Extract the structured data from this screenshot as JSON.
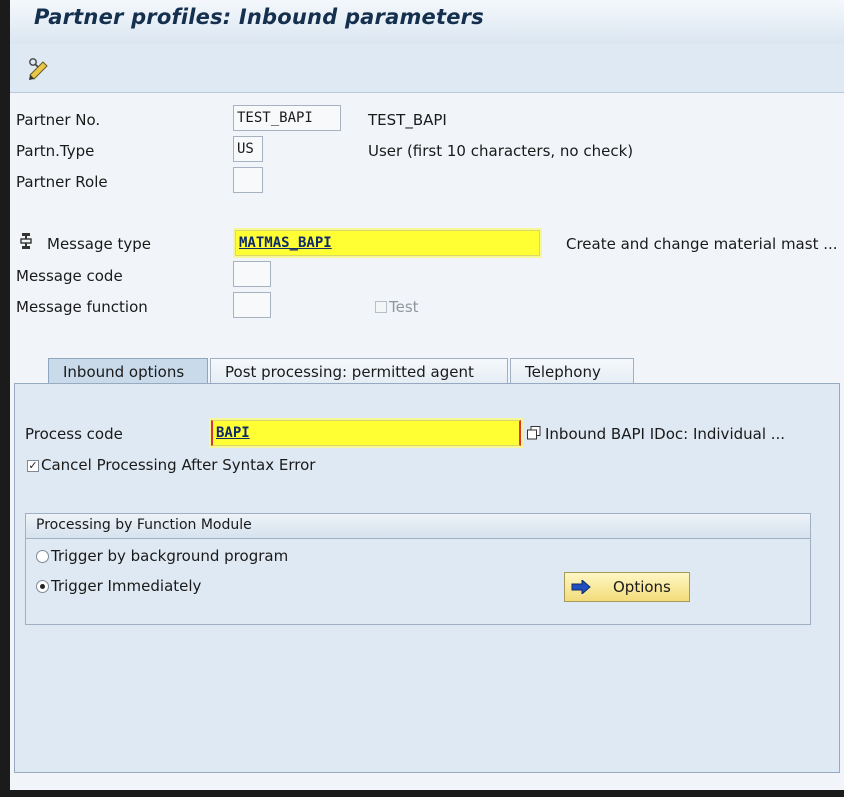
{
  "window": {
    "title": "Partner profiles: Inbound parameters"
  },
  "toolbar": {
    "icon": "display-change-icon"
  },
  "partner": {
    "number_label": "Partner No.",
    "number_value": "TEST_BAPI",
    "number_desc": "TEST_BAPI",
    "type_label": "Partn.Type",
    "type_value": "US",
    "type_desc": "User (first 10 characters, no check)",
    "role_label": "Partner Role",
    "role_value": ""
  },
  "message": {
    "type_label": "Message type",
    "type_value": "MATMAS_BAPI",
    "type_desc": "Create and change material mast ...",
    "code_label": "Message code",
    "code_value": "",
    "function_label": "Message function",
    "function_value": "",
    "test_label": "Test",
    "test_checked": false
  },
  "tabs": [
    {
      "label": "Inbound options",
      "active": true
    },
    {
      "label": "Post processing: permitted agent",
      "active": false
    },
    {
      "label": "Telephony",
      "active": false
    }
  ],
  "inbound": {
    "process_code_label": "Process code",
    "process_code_value": "BAPI",
    "process_code_desc": "Inbound BAPI IDoc: Individual ...",
    "cancel_label": "Cancel Processing After Syntax Error",
    "cancel_checked": true
  },
  "processing": {
    "group_title": "Processing by Function Module",
    "option_background": "Trigger by background program",
    "option_immediately": "Trigger Immediately",
    "selected": "immediately",
    "options_button": "Options"
  },
  "colors": {
    "highlight": "#ffff33",
    "title_text": "#14304e",
    "panel": "#dfe9f3"
  }
}
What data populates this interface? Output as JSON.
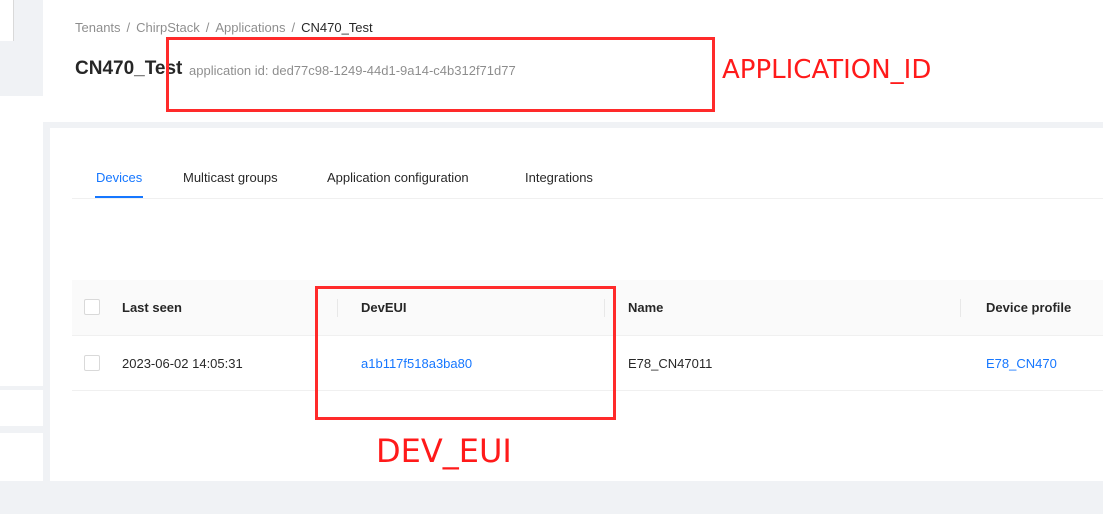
{
  "breadcrumb": {
    "items": [
      "Tenants",
      "ChirpStack",
      "Applications",
      "CN470_Test"
    ],
    "separator": "/"
  },
  "header": {
    "title": "CN470_Test",
    "subtitle": "application id: ded77c98-1249-44d1-9a14-c4b312f71d77"
  },
  "tabs": [
    {
      "label": "Devices",
      "active": true
    },
    {
      "label": "Multicast groups",
      "active": false
    },
    {
      "label": "Application configuration",
      "active": false
    },
    {
      "label": "Integrations",
      "active": false
    }
  ],
  "table": {
    "columns": [
      "Last seen",
      "DevEUI",
      "Name",
      "Device profile"
    ],
    "rows": [
      {
        "last_seen": "2023-06-02 14:05:31",
        "dev_eui": "a1b117f518a3ba80",
        "name": "E78_CN47011",
        "device_profile": "E78_CN470"
      }
    ]
  },
  "annotations": {
    "application_id_label": "APPLICATION_ID",
    "dev_eui_label": "DEV_EUI"
  },
  "colors": {
    "accent": "#1677ff",
    "annotation": "#ff1a1a",
    "background": "#f0f2f5"
  }
}
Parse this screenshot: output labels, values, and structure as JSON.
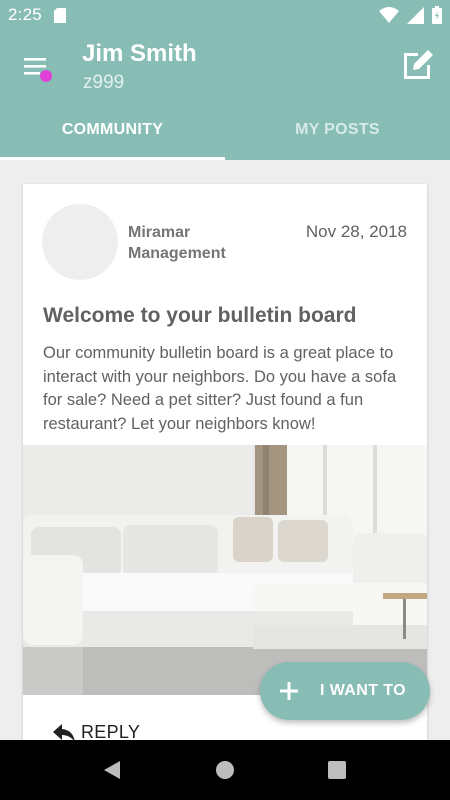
{
  "status_bar": {
    "time": "2:25"
  },
  "app_bar": {
    "user_name": "Jim Smith",
    "user_id": "z999"
  },
  "tabs": [
    {
      "label": "COMMUNITY",
      "active": true
    },
    {
      "label": "MY POSTS",
      "active": false
    }
  ],
  "post": {
    "author": "Miramar Management",
    "date": "Nov 28, 2018",
    "title": "Welcome to your bulletin board",
    "body": "Our community bulletin board is a great place to interact with your neighbors.  Do you have a sofa for sale?  Need a pet sitter?  Just found a fun restaurant?  Let your neighbors know!",
    "reply_label": "REPLY"
  },
  "fab": {
    "label": "I WANT TO"
  },
  "colors": {
    "primary": "#87bdb5",
    "notification_dot": "#e040d6",
    "text_secondary": "#616161"
  }
}
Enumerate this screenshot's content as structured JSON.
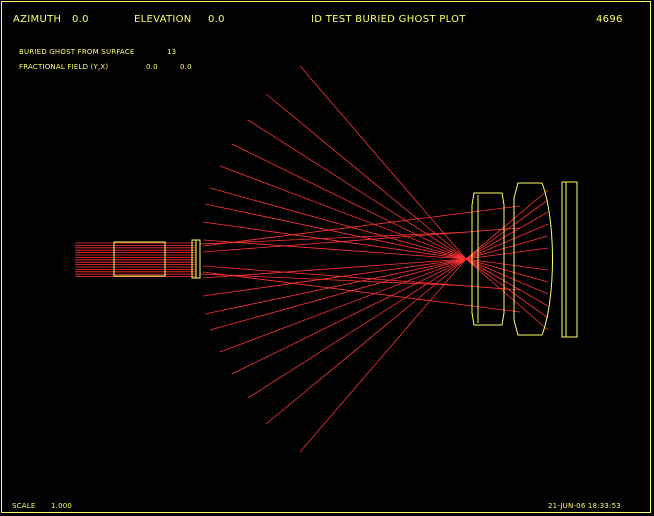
{
  "header": {
    "azimuth_label": "AZIMUTH",
    "azimuth_value": "0.0",
    "elevation_label": "ELEVATION",
    "elevation_value": "0.0",
    "title": "ID TEST BURIED GHOST PLOT",
    "id_number": "4696"
  },
  "info": {
    "ghost_label": "BURIED GHOST FROM SURFACE",
    "ghost_surface": "13",
    "field_label": "FRACTIONAL FIELD (Y,X)",
    "field_y": "0.0",
    "field_x": "0.0"
  },
  "footer": {
    "scale_label": "SCALE",
    "scale_value": "1.000",
    "date_time": "21-JUN-06 18:33:53"
  },
  "colors": {
    "lens_outline": "#ffff66",
    "ray": "#ff3333",
    "background": "#000000"
  }
}
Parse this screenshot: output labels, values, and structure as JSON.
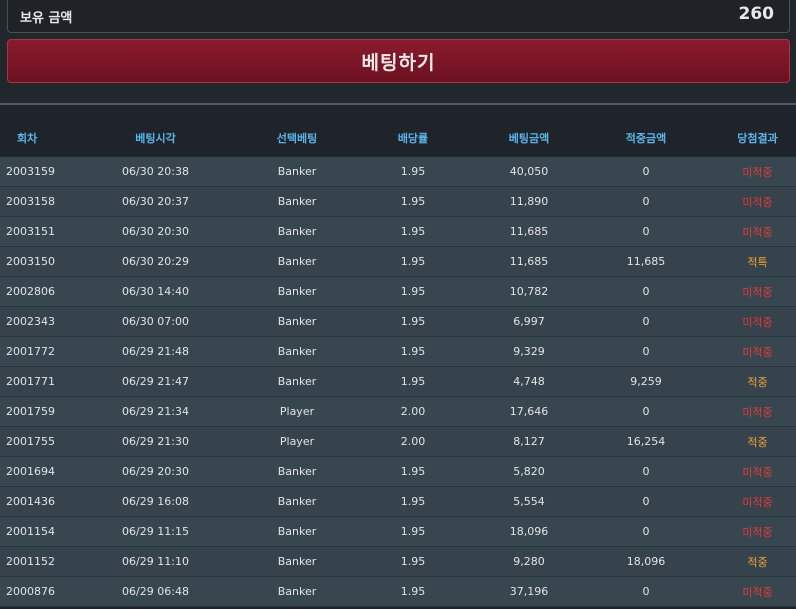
{
  "balance": {
    "label": "보유 금액",
    "value": "260"
  },
  "bet_button": {
    "label": "베팅하기"
  },
  "table": {
    "headers": [
      "회차",
      "베팅시각",
      "선택베팅",
      "배당률",
      "베팅금액",
      "적중금액",
      "당첨결과"
    ],
    "rows": [
      [
        "2003159",
        "06/30 20:38",
        "Banker",
        "1.95",
        "40,050",
        "0",
        "미적중"
      ],
      [
        "2003158",
        "06/30 20:37",
        "Banker",
        "1.95",
        "11,890",
        "0",
        "미적중"
      ],
      [
        "2003151",
        "06/30 20:30",
        "Banker",
        "1.95",
        "11,685",
        "0",
        "미적중"
      ],
      [
        "2003150",
        "06/30 20:29",
        "Banker",
        "1.95",
        "11,685",
        "11,685",
        "적특"
      ],
      [
        "2002806",
        "06/30 14:40",
        "Banker",
        "1.95",
        "10,782",
        "0",
        "미적중"
      ],
      [
        "2002343",
        "06/30 07:00",
        "Banker",
        "1.95",
        "6,997",
        "0",
        "미적중"
      ],
      [
        "2001772",
        "06/29 21:48",
        "Banker",
        "1.95",
        "9,329",
        "0",
        "미적중"
      ],
      [
        "2001771",
        "06/29 21:47",
        "Banker",
        "1.95",
        "4,748",
        "9,259",
        "적중"
      ],
      [
        "2001759",
        "06/29 21:34",
        "Player",
        "2.00",
        "17,646",
        "0",
        "미적중"
      ],
      [
        "2001755",
        "06/29 21:30",
        "Player",
        "2.00",
        "8,127",
        "16,254",
        "적중"
      ],
      [
        "2001694",
        "06/29 20:30",
        "Banker",
        "1.95",
        "5,820",
        "0",
        "미적중"
      ],
      [
        "2001436",
        "06/29 16:08",
        "Banker",
        "1.95",
        "5,554",
        "0",
        "미적중"
      ],
      [
        "2001154",
        "06/29 11:15",
        "Banker",
        "1.95",
        "18,096",
        "0",
        "미적중"
      ],
      [
        "2001152",
        "06/29 11:10",
        "Banker",
        "1.95",
        "9,280",
        "18,096",
        "적중"
      ],
      [
        "2000876",
        "06/29 06:48",
        "Banker",
        "1.95",
        "37,196",
        "0",
        "미적중"
      ]
    ]
  },
  "colors": {
    "header_text": "#5bb4ea",
    "result_lose": "#e23b3b",
    "result_win": "#f2a233",
    "button_bg": "#7a1526"
  }
}
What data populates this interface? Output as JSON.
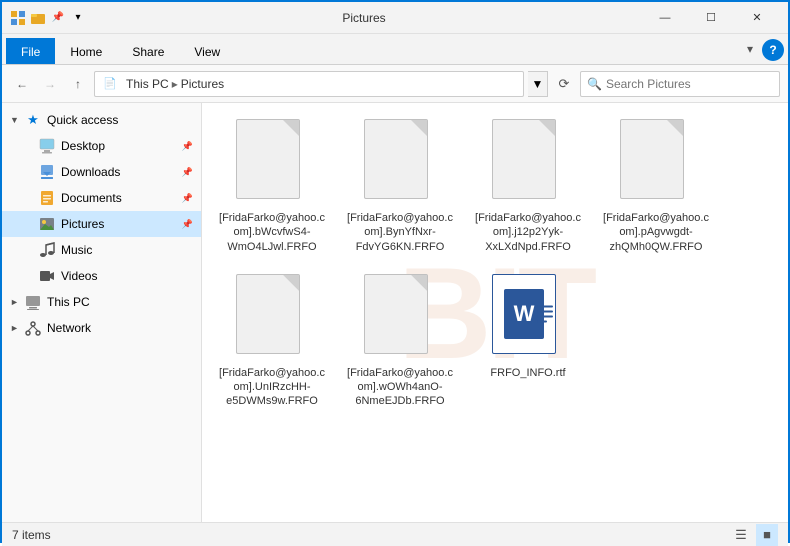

**WRITTEN TASK**
Reproduce all of the material above word for word. Omit the pictures.

**COMPLETE RESPONSE**
Extract the structured data from this screenshot as JSON.
{
  "window": {
    "title": "Partner profiles: Inbound parameters"
  },
  "toolbar": {
    "icon": "display-change-icon"
  },
  "partner": {
    "number_label": "Partner No.",
    "number_value": "TEST_BAPI",
    "number_desc": "TEST_BAPI",
    "type_label": "Partn.Type",
    "type_value": "US",
    "type_desc": "User (first 10 characters, no check)",
    "role_label": "Partner Role",
    "role_value": ""
  },
  "message": {
    "type_label": "Message type",
    "type_value": "MATMAS_BAPI",
    "type_desc": "Create and change material mast ...",
    "code_label": "Message code",
    "code_value": "",
    "function_label": "Message function",
    "function_value": "",
    "test_label": "Test",
    "test_checked": false
  },
  "tabs": [
    {
      "label": "Inbound options",
      "active": true
    },
    {
      "label": "Post processing: permitted agent",
      "active": false
    },
    {
      "label": "Telephony",
      "active": false
    }
  ],
  "inbound": {
    "process_code_label": "Process code",
    "process_code_value": "BAPI",
    "process_code_desc": "Inbound BAPI IDoc: Individual ...",
    "cancel_label": "Cancel Processing After Syntax Error",
    "cancel_checked": true
  },
  "processing": {
    "group_title": "Processing by Function Module",
    "option_background": "Trigger by background program",
    "option_immediately": "Trigger Immediately",
    "selected": "immediately",
    "options_button": "Options"
  },
  "colors": {
    "highlight": "#ffff33",
    "title_text": "#14304e",
    "panel": "#dfe9f3"
  }
}
What data populates this interface? Output as JSON.
{
  "breadcrumb": {
    "items": [
      "Tenants",
      "ChirpStack",
      "Applications",
      "CN470_Test"
    ],
    "separator": "/"
  },
  "header": {
    "title": "CN470_Test",
    "subtitle": "application id: ded77c98-1249-44d1-9a14-c4b312f71d77"
  },
  "tabs": [
    {
      "label": "Devices",
      "active": true
    },
    {
      "label": "Multicast groups",
      "active": false
    },
    {
      "label": "Application configuration",
      "active": false
    },
    {
      "label": "Integrations",
      "active": false
    }
  ],
  "table": {
    "columns": [
      "Last seen",
      "DevEUI",
      "Name",
      "Device profile"
    ],
    "rows": [
      {
        "last_seen": "2023-06-02 14:05:31",
        "dev_eui": "a1b117f518a3ba80",
        "name": "E78_CN47011",
        "device_profile": "E78_CN470"
      }
    ]
  },
  "annotations": {
    "application_id_label": "APPLICATION_ID",
    "dev_eui_label": "DEV_EUI"
  },
  "colors": {
    "accent": "#1677ff",
    "annotation": "#ff1a1a",
    "background": "#f0f2f5"
  }
}
Parse this screenshot: output labels, values, and structure as JSON.
{
  "status_bar": {
    "time": "2:25"
  },
  "app_bar": {
    "user_name": "Jim Smith",
    "user_id": "z999"
  },
  "tabs": [
    {
      "label": "COMMUNITY",
      "active": true
    },
    {
      "label": "MY POSTS",
      "active": false
    }
  ],
  "post": {
    "author": "Miramar Management",
    "date": "Nov 28, 2018",
    "title": "Welcome to your bulletin board",
    "body": "Our community bulletin board is a great place to interact with your neighbors.  Do you have a sofa for sale?  Need a pet sitter?  Just found a fun restaurant?  Let your neighbors know!",
    "reply_label": "REPLY"
  },
  "fab": {
    "label": "I WANT TO"
  },
  "colors": {
    "primary": "#87bdb5",
    "notification_dot": "#e040d6",
    "text_secondary": "#616161"
  }
}
Enumerate this screenshot's content as structured JSON.
{
  "header": {
    "azimuth_label": "AZIMUTH",
    "azimuth_value": "0.0",
    "elevation_label": "ELEVATION",
    "elevation_value": "0.0",
    "title": "ID TEST BURIED GHOST PLOT",
    "id_number": "4696"
  },
  "info": {
    "ghost_label": "BURIED GHOST FROM SURFACE",
    "ghost_surface": "13",
    "field_label": "FRACTIONAL FIELD (Y,X)",
    "field_y": "0.0",
    "field_x": "0.0"
  },
  "footer": {
    "scale_label": "SCALE",
    "scale_value": "1.000",
    "date_time": "21-JUN-06 18:33:53"
  },
  "colors": {
    "lens_outline": "#ffff66",
    "ray": "#ff3333",
    "background": "#000000"
  }
}
Parse this screenshot: output labels, values, and structure as JSON.
{
  "balance": {
    "label": "보유 금액",
    "value": "260"
  },
  "bet_button": {
    "label": "베팅하기"
  },
  "table": {
    "headers": [
      "회차",
      "베팅시각",
      "선택베팅",
      "배당률",
      "베팅금액",
      "적중금액",
      "당첨결과"
    ],
    "rows": [
      [
        "2003159",
        "06/30 20:38",
        "Banker",
        "1.95",
        "40,050",
        "0",
        "미적중"
      ],
      [
        "2003158",
        "06/30 20:37",
        "Banker",
        "1.95",
        "11,890",
        "0",
        "미적중"
      ],
      [
        "2003151",
        "06/30 20:30",
        "Banker",
        "1.95",
        "11,685",
        "0",
        "미적중"
      ],
      [
        "2003150",
        "06/30 20:29",
        "Banker",
        "1.95",
        "11,685",
        "11,685",
        "적특"
      ],
      [
        "2002806",
        "06/30 14:40",
        "Banker",
        "1.95",
        "10,782",
        "0",
        "미적중"
      ],
      [
        "2002343",
        "06/30 07:00",
        "Banker",
        "1.95",
        "6,997",
        "0",
        "미적중"
      ],
      [
        "2001772",
        "06/29 21:48",
        "Banker",
        "1.95",
        "9,329",
        "0",
        "미적중"
      ],
      [
        "2001771",
        "06/29 21:47",
        "Banker",
        "1.95",
        "4,748",
        "9,259",
        "적중"
      ],
      [
        "2001759",
        "06/29 21:34",
        "Player",
        "2.00",
        "17,646",
        "0",
        "미적중"
      ],
      [
        "2001755",
        "06/29 21:30",
        "Player",
        "2.00",
        "8,127",
        "16,254",
        "적중"
      ],
      [
        "2001694",
        "06/29 20:30",
        "Banker",
        "1.95",
        "5,820",
        "0",
        "미적중"
      ],
      [
        "2001436",
        "06/29 16:08",
        "Banker",
        "1.95",
        "5,554",
        "0",
        "미적중"
      ],
      [
        "2001154",
        "06/29 11:15",
        "Banker",
        "1.95",
        "18,096",
        "0",
        "미적중"
      ],
      [
        "2001152",
        "06/29 11:10",
        "Banker",
        "1.95",
        "9,280",
        "18,096",
        "적중"
      ],
      [
        "2000876",
        "06/29 06:48",
        "Banker",
        "1.95",
        "37,196",
        "0",
        "미적중"
      ]
    ]
  },
  "colors": {
    "header_text": "#5bb4ea",
    "result_lose": "#e23b3b",
    "result_win": "#f2a233",
    "button_bg": "#7a1526"
  }
}
What data populates this interface? Output as JSON.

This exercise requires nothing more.